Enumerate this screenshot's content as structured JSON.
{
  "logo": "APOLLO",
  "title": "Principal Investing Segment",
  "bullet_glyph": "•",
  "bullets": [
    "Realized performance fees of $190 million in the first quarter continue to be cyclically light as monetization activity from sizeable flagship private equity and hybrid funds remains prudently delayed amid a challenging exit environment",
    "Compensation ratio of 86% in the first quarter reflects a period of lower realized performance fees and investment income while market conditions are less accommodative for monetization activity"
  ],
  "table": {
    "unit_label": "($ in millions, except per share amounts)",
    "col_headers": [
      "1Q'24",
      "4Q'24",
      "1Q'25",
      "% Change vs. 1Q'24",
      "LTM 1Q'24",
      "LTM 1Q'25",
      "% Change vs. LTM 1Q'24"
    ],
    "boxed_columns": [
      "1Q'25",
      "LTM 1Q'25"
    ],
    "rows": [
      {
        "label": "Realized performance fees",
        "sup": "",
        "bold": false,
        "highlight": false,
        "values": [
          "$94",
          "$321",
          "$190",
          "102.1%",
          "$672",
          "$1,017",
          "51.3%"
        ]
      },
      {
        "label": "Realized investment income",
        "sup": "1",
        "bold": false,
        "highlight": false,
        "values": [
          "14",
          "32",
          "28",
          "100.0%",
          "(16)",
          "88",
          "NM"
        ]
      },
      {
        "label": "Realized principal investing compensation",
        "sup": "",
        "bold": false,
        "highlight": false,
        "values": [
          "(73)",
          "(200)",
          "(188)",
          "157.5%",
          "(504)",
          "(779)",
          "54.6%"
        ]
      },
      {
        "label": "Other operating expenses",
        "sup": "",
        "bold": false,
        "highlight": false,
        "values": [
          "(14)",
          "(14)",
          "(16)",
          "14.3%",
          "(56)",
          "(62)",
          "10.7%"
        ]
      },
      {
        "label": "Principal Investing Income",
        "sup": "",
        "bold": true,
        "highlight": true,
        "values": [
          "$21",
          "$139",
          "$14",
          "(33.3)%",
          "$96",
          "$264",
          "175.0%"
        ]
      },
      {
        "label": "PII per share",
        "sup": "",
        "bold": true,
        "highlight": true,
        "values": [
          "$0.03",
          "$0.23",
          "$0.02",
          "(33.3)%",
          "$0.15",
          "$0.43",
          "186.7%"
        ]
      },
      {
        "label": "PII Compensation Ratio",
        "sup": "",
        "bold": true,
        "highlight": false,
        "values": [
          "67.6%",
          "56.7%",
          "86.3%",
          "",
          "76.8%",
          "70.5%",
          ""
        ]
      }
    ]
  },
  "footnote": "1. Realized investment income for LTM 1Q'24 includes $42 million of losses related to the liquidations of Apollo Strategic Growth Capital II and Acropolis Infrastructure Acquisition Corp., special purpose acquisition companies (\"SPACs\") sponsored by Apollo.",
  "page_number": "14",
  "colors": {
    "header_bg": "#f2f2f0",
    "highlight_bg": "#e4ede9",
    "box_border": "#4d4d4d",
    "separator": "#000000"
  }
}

• • • •

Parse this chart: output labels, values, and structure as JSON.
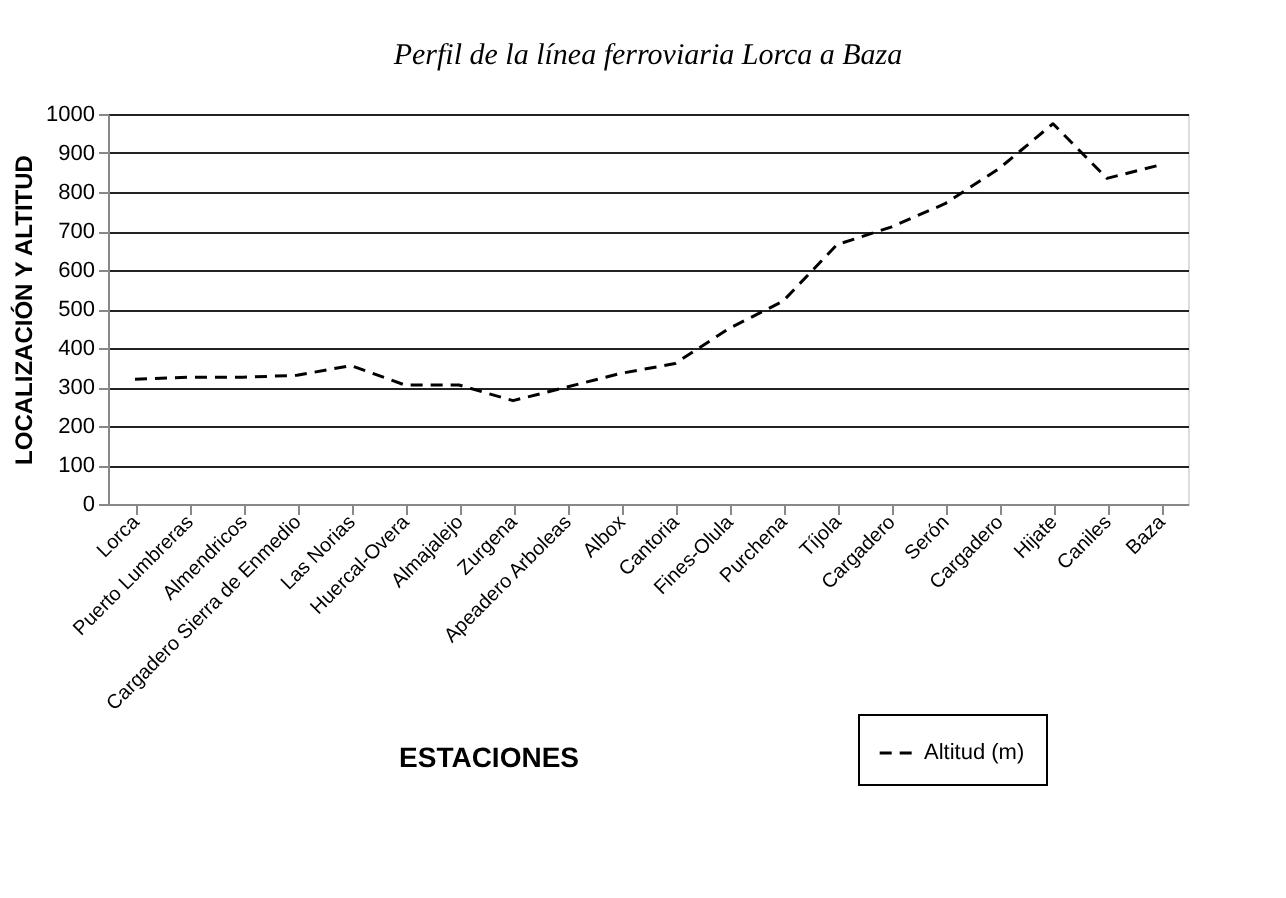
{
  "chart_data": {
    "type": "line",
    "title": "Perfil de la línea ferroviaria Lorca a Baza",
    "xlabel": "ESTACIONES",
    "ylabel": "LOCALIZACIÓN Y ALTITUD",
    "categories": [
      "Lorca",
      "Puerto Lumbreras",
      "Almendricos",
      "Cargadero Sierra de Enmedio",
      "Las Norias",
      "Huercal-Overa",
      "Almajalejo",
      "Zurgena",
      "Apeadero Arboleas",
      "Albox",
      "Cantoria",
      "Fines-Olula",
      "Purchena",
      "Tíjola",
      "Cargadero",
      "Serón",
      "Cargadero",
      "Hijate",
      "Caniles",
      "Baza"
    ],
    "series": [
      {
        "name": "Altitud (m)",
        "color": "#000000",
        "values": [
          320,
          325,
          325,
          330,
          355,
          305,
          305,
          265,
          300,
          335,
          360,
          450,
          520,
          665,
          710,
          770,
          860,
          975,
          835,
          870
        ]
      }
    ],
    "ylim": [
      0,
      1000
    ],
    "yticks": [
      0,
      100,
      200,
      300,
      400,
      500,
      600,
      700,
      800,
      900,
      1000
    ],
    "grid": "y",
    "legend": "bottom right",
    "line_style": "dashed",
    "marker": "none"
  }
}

• • • •

▸ TASK INSTRUCTIONS: Check every line of the material for the string "share" and give the number of lines that have it, without anything else.

▸ THE SOLUTION: 2